# Consigne 1:
Relevez toutes les entreprises que le passage cité mentionne entre parenthèses.
# Consigne 2:
D'après le passage cité, quelles fonctions M. Moscovici a-t-il successivement occupées auprès du candidat socialiste ?

# Passage cité:
Quelques
mois après la victoire de M. Hollande, la dénonciation des marchés financiers,
parfois virulente, est grosso modo restée lettre morte. En choisissant M.
Moscovici d'abord comme directeur de campagne puis comme ministre de
l'économie, le candidat socialiste ignorait-il qu'il était vice-président du
« Cercle de l'Industrie », un lobby réunissant les dirigeants des
principaux groupes industriels français ???
Irresponsables
hier, sages aujourd'hui.
Les
marchés : les spécialistes de l'économie et la majorité des médias en
parlent comme s'il s'agissait d'une sphère autonome, une entité anonyme qui
agirait indépendamment de toute autre structure de pouvoir idéologique ou
financier. Pourtant irrationnels dans leurs propos sur la rigueur et la
croissance, les porte-parole des marchés sont écoutés comme des sages alors que
leur raison d'être est essentiellement fondée sur la production d'un maximum de
profit immédiat. Car ces hommes, ces femmes,
sont liés à ces structures de pouvoir, sociétés multinationales ou
directeurs de Bourses qui pèsent de tout leur poids pour empêcher toute
régulation.
Banquiers
gourmands, spéculateurs avides... ont été vite pardonnés pour leurs excès. En France et ailleurs en Europe,
ils ont été nommés à la tête des commissions chargées d'élaborer de nouvelles
règles de conduite financières. Loin d'être blâmés, les irresponsables se sont
métamorphosés en coordinateurs chargés de trouver une réponse à la crise.
Tentatives dignes de funambules quand on
apprend qu'ils ont entretenu et entretiennent encore des liens étroits avec les
principaux opérateurs PRIVES du secteur. Et pourtant, tentatives applaudies par
une certaine presse et certains intellectuels envahissant les plateaux de
télévision pour montrer leur enthousiasme en faveur de ces nouveaux
sages ! Parmi ceux- là, on peut citer le baron belge Alexandre Lamfalussy
(Fortis et INP Assurances) et le français Jacques de Larosière (AIG et ING
Paribas).

# Enregistrements extraits:
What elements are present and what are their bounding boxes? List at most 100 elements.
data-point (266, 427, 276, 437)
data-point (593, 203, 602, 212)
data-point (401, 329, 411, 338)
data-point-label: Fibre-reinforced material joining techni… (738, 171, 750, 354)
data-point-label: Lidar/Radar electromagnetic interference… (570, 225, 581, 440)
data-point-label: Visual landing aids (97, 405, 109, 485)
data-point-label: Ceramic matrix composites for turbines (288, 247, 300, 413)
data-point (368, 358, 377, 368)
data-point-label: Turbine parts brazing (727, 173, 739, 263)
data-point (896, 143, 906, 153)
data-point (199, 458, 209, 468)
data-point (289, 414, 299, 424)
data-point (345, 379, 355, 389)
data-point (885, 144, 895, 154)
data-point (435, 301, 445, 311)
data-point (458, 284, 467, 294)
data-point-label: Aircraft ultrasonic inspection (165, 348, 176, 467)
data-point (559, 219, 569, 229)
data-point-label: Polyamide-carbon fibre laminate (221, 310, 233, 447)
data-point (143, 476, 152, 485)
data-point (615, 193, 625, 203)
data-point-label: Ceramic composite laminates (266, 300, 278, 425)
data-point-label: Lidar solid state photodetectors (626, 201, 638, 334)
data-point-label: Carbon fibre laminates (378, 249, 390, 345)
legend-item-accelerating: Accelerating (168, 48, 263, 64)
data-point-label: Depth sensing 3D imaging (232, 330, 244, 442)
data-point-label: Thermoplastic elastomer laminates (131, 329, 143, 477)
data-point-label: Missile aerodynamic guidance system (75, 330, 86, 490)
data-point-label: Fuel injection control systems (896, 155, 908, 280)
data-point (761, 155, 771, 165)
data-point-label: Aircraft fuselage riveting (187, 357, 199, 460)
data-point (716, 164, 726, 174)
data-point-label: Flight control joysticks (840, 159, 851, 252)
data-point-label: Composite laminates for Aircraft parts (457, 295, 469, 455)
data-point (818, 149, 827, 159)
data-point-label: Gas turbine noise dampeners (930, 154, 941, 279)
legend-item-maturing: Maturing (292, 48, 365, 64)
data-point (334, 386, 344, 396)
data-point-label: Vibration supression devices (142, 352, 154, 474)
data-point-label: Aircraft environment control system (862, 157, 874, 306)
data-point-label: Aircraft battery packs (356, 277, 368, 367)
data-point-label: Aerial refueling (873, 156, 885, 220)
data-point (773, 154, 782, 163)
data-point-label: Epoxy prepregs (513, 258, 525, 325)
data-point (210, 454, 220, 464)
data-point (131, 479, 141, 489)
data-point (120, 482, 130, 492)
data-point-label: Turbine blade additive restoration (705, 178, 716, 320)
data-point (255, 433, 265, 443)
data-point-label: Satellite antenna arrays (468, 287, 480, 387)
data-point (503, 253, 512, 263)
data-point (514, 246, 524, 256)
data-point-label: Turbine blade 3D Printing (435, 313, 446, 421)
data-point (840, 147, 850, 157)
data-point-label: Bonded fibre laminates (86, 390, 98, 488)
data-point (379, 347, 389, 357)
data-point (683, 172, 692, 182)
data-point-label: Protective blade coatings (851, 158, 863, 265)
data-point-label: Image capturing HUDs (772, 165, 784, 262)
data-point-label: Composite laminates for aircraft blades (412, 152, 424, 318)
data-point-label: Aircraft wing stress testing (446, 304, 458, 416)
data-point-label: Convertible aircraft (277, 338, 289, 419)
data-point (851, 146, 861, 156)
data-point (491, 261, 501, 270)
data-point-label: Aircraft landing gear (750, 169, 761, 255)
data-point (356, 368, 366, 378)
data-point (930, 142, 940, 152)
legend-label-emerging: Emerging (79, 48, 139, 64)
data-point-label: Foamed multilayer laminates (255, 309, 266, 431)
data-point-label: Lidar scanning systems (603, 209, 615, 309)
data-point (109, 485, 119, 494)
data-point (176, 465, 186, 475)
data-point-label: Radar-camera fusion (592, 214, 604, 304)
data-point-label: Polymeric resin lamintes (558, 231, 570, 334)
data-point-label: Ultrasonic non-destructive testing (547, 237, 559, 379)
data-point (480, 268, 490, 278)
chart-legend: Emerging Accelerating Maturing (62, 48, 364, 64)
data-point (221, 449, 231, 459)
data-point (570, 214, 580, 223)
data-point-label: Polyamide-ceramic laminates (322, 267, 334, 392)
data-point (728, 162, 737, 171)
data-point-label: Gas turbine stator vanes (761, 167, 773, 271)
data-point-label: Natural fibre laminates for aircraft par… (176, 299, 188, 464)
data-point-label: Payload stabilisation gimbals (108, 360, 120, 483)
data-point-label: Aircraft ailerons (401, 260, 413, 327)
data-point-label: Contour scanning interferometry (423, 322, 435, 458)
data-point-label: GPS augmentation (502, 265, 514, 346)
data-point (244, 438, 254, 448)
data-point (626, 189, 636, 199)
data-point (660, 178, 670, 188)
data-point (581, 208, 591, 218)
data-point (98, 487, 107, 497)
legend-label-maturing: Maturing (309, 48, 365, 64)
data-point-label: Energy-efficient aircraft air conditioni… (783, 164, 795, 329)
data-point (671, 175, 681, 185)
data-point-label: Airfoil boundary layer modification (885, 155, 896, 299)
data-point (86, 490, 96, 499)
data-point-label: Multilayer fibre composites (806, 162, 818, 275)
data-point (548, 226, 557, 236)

# Résultat final 1:
Fortis, INP Assurances, AIG, ING Paribas

# Résultat final 2:
Il a d'abord été directeur de campagne, puis ministre de l'économie.